+++ ENTRIES SHOWN

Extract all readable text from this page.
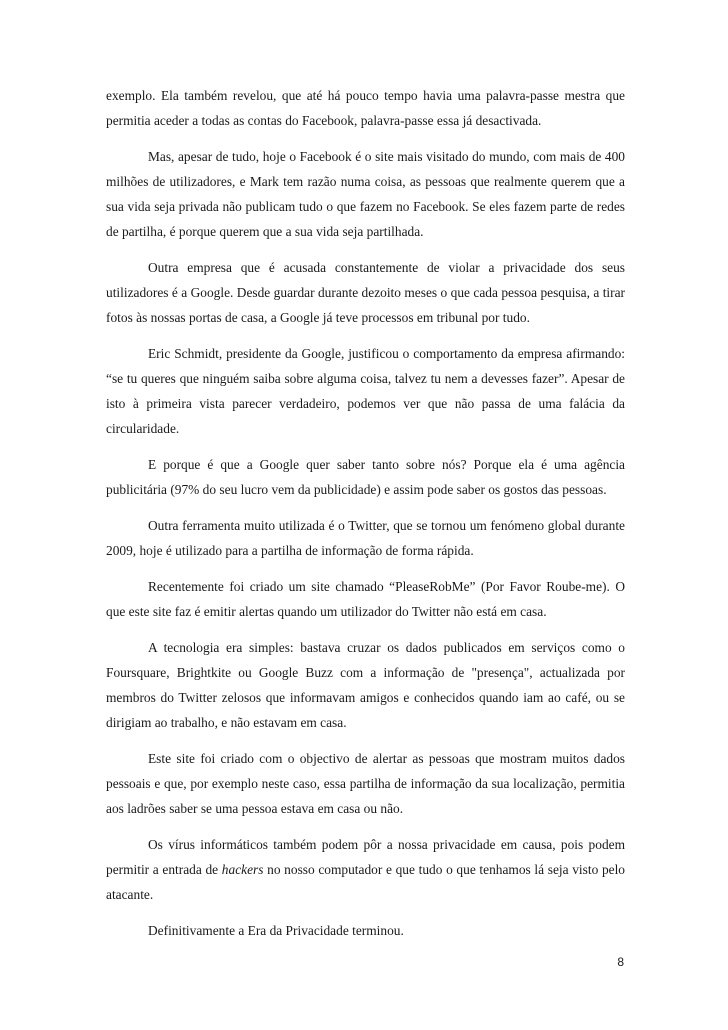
exemplo. Ela também revelou, que até há pouco tempo havia uma palavra-passe mestra que permitia aceder a todas as contas do Facebook, palavra-passe essa já desactivada.

Mas, apesar de tudo, hoje o Facebook é o site mais visitado do mundo, com mais de 400 milhões de utilizadores, e Mark tem razão numa coisa, as pessoas que realmente querem que a sua vida seja privada não publicam tudo o que fazem no Facebook. Se eles fazem parte de redes de partilha, é porque querem que a sua vida seja partilhada.

Outra empresa que é acusada constantemente de violar a privacidade dos seus utilizadores é a Google. Desde guardar durante dezoito meses o que cada pessoa pesquisa, a tirar fotos às nossas portas de casa, a Google já teve processos em tribunal por tudo.

Eric Schmidt, presidente da Google, justificou o comportamento da empresa afirmando: “se tu queres que ninguém saiba sobre alguma coisa, talvez tu nem a devesses fazer”. Apesar de isto à primeira vista parecer verdadeiro, podemos ver que não passa de uma falácia da circularidade.

E porque é que a Google quer saber tanto sobre nós? Porque ela é uma agência publicitária (97% do seu lucro vem da publicidade) e assim pode saber os gostos das pessoas.

Outra ferramenta muito utilizada é o Twitter, que se tornou um fenómeno global durante 2009, hoje é utilizado para a partilha de informação de forma rápida.

Recentemente foi criado um site chamado “PleaseRobMe” (Por Favor Roube-me). O que este site faz é emitir alertas quando um utilizador do Twitter não está em casa.

A tecnologia era simples: bastava cruzar os dados publicados em serviços como o Foursquare, Brightkite ou Google Buzz com a informação de "presença", actualizada por membros do Twitter zelosos que informavam amigos e conhecidos quando iam ao café, ou se dirigiam ao trabalho, e não estavam em casa.

Este site foi criado com o objectivo de alertar as pessoas que mostram muitos dados pessoais e que, por exemplo neste caso, essa partilha de informação da sua localização, permitia aos ladrões saber se uma pessoa estava em casa ou não.

Os vírus informáticos também podem pôr a nossa privacidade em causa, pois podem permitir a entrada de hackers no nosso computador e que tudo o que tenhamos lá seja visto pelo atacante.

Definitivamente a Era da Privacidade terminou.

8
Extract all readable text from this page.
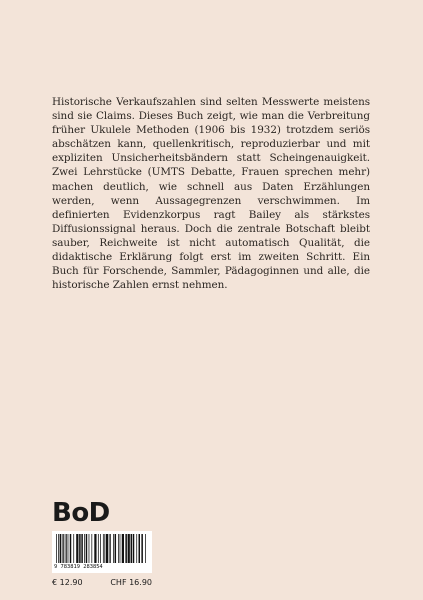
Historische Verkaufszahlen sind selten Messwerte meistens sind sie Claims. Dieses Buch zeigt, wie man die Verbreitung früher Ukulele Methoden (1906 bis 1932) trotzdem seriös abschätzen kann, quellenkritisch, reproduzierbar und mit expliziten Unsicherheitsbändern statt Scheingenauigkeit. Zwei Lehrstücke (UMTS Debatte, Frauen sprechen mehr) machen deutlich, wie schnell aus Daten Erzählungen werden, wenn Aussagegrenzen verschwimmen. Im definierten Evidenzkorpus ragt Bailey als stärkstes Diffusionssignal heraus. Doch die zentrale Botschaft bleibt sauber, Reichweite ist nicht automatisch Qualität, die didaktische Erklärung folgt erst im zweiten Schritt. Ein Buch für Forschende, Sammler, Pädagoginnen und alle, die historische Zahlen ernst nehmen.
BoD
9 783819 283854
€ 12.90	CHF 16.90
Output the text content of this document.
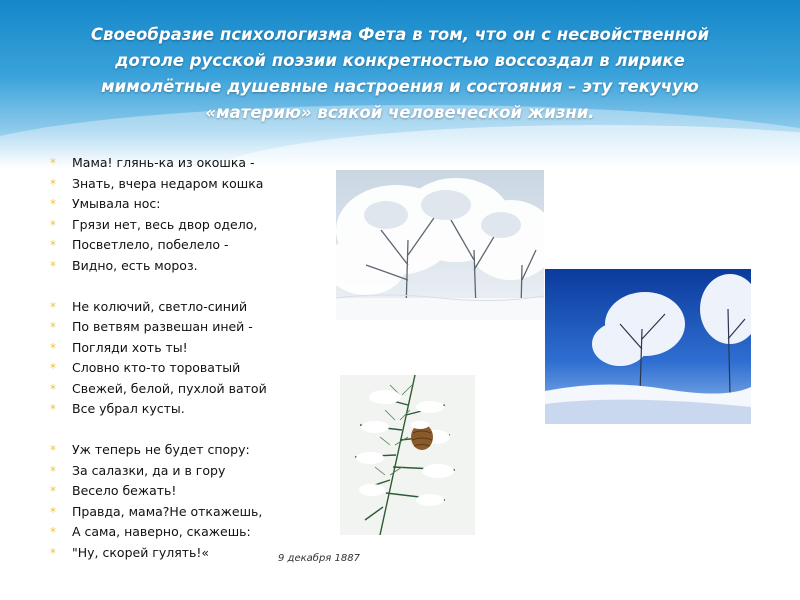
Своеобразие психологизма Фета в том, что он с несвойственной дотоле русской поэзии конкретностью воссоздал в лирике мимолётные душевные настроения и состояния – эту текучую «материю» всякой человеческой жизни.

* Мама! глянь-ка из окошка -
* Знать, вчера недаром кошка
* Умывала нос:
* Грязи нет, весь двор одело,
* Посветлело, побелело -
* Видно, есть мороз.
* Не колючий, светло-синий
* По ветвям развешан иней -
* Погляди хоть ты!
* Словно кто-то тороватый
* Свежей, белой, пухлой ватой
* Все убрал кусты.
* Уж теперь не будет спору:
* За салазки, да и в гору
* Весело бежать!
* Правда, мама?Не откажешь,
* А сама, наверно, скажешь:
* "Ну, скорей гулять!«	9 декабря 1887
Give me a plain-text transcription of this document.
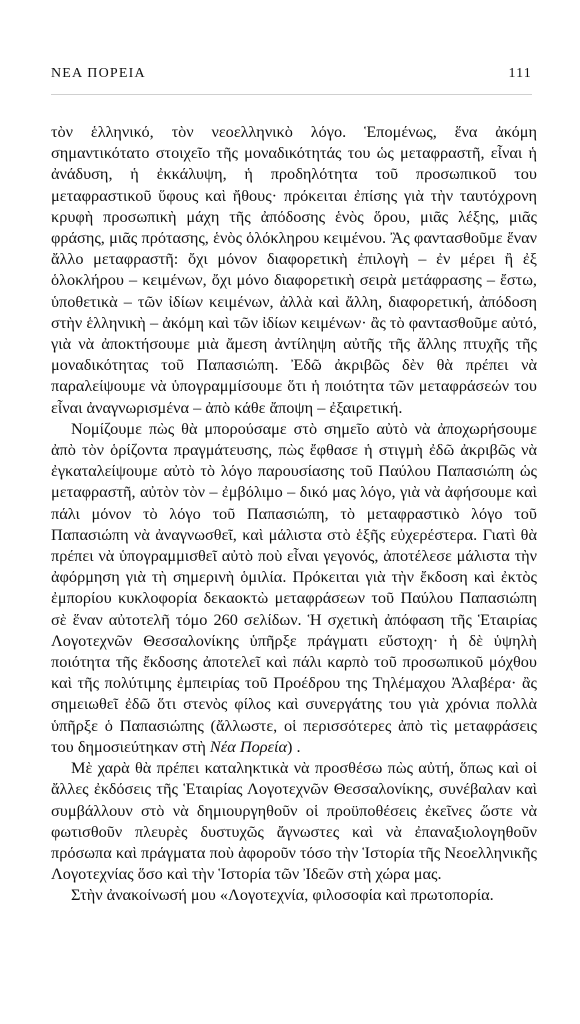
ΝΕΑ ΠΟΡΕΙΑ	111

τὸν ἑλληνικό, τὸν νεοελληνικὸ λόγο. Ἑπομένως, ἕνα ἀκόμη σημαντικότατο στοιχεῖο τῆς μοναδικότητάς του ὡς μεταφραστῆ, εἶναι ἡ ἀνάδυση, ἡ ἐκκάλυψη, ἡ προδηλότητα τοῦ προσωπικοῦ του μεταφραστικοῦ ὕφους καὶ ἤθους· πρόκειται ἐπίσης γιὰ τὴν ταυτόχρονη κρυφὴ προσωπικὴ μάχη τῆς ἀπόδοσης ἑνὸς ὅρου, μιᾶς λέξης, μιᾶς φράσης, μιᾶς πρότασης, ἑνὸς ὁλόκληρου κειμένου. Ἂς φαντασθοῦμε ἕναν ἄλλο μεταφραστῆ: ὄχι μόνον διαφορετικὴ ἐπιλογὴ – ἐν μέρει ἢ ἐξ ὁλοκλήρου – κειμένων, ὄχι μόνο διαφορετικὴ σειρὰ μετάφρασης – ἔστω, ὑποθετικὰ – τῶν ἰδίων κειμένων, ἀλλὰ καὶ ἄλλη, διαφορετική, ἀπόδοση στὴν ἑλληνικὴ – ἀκόμη καὶ τῶν ἰδίων κειμένων· ἂς τὸ φαντασθοῦμε αὐτό, γιὰ νὰ ἀποκτήσουμε μιὰ ἄμεση ἀντίληψη αὐτῆς τῆς ἄλλης πτυχῆς τῆς μοναδικότητας τοῦ Παπασιώπη. Ἐδῶ ἀκριβῶς δὲν θὰ πρέπει νὰ παραλείψουμε νὰ ὑπογραμμίσουμε ὅτι ἡ ποιότητα τῶν μεταφράσεών του εἶναι ἀναγνωρισμένα – ἀπὸ κάθε ἄποψη – ἐξαιρετική.

Νομίζουμε πὼς θὰ μπορούσαμε στὸ σημεῖο αὐτὸ νὰ ἀποχωρήσουμε ἀπὸ τὸν ὁρίζοντα πραγμάτευσης, πὼς ἔφθασε ἡ στιγμὴ ἐδῶ ἀκριβῶς νὰ ἐγκαταλείψουμε αὐτὸ τὸ λόγο παρουσίασης τοῦ Παύλου Παπασιώπη ὡς μεταφραστῆ, αὐτὸν τὸν – ἐμβόλιμο – δικό μας λόγο, γιὰ νὰ ἀφήσουμε καὶ πάλι μόνον τὸ λόγο τοῦ Παπασιώπη, τὸ μεταφραστικὸ λόγο τοῦ Παπασιώπη νὰ ἀναγνωσθεῖ, καὶ μάλιστα στὸ ἑξῆς εὐχερέστερα. Γιατὶ θὰ πρέπει νὰ ὑπογραμμισθεῖ αὐτὸ ποὺ εἶναι γεγονός, ἀποτέλεσε μάλιστα τὴν ἀφόρμηση γιὰ τὴ σημερινὴ ὁμιλία. Πρόκειται γιὰ τὴν ἔκδοση καὶ ἐκτὸς ἐμπορίου κυκλοφορία δεκαοκτὼ μεταφράσεων τοῦ Παύλου Παπασιώπη σὲ ἕναν αὐτοτελῆ τόμο 260 σελίδων. Ἡ σχετικὴ ἀπόφαση τῆς Ἑταιρίας Λογοτεχνῶν Θεσσαλονίκης ὑπῆρξε πράγματι εὔστοχη· ἡ δὲ ὑψηλὴ ποιότητα τῆς ἔκδοσης ἀποτελεῖ καὶ πάλι καρπὸ τοῦ προσωπικοῦ μόχθου καὶ τῆς πολύτιμης ἐμπειρίας τοῦ Προέδρου της Τηλέμαχου Ἀλαβέρα· ἂς σημειωθεῖ ἐδῶ ὅτι στενὸς φίλος καὶ συνεργάτης του γιὰ χρόνια πολλὰ ὑπῆρξε ὁ Παπασιώπης (ἄλλωστε, οἱ περισσότερες ἀπὸ τὶς μεταφράσεις του δημοσιεύτηκαν στὴ Νέα Πορεία) .

Μὲ χαρὰ θὰ πρέπει καταληκτικὰ νὰ προσθέσω πὼς αὐτή, ὅπως καὶ οἱ ἄλλες ἐκδόσεις τῆς Ἑταιρίας Λογοτεχνῶν Θεσσαλονίκης, συνέβαλαν καὶ συμβάλλουν στὸ νὰ δημιουργηθοῦν οἱ προϋποθέσεις ἐκεῖνες ὥστε νὰ φωτισθοῦν πλευρὲς δυστυχῶς ἄγνωστες καὶ νὰ ἐπαναξιολογηθοῦν πρόσωπα καὶ πράγματα ποὺ ἀφοροῦν τόσο τὴν Ἱστορία τῆς Νεοελληνικῆς Λογοτεχνίας ὅσο καὶ τὴν Ἱστορία τῶν Ἰδεῶν στὴ χώρα μας.

Στὴν ἀνακοίνωσή μου «Λογοτεχνία, φιλοσοφία καὶ πρωτοπορία.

++++++

## EXERCISE TASK:
Take every line that includes the string "text" and copy it.

## OUTPUT OF THE TASK:
Extract all readable text from this page.
Extract all readable text from this page.
Output the text content of this document.
Give me a plain-text transcription of this document.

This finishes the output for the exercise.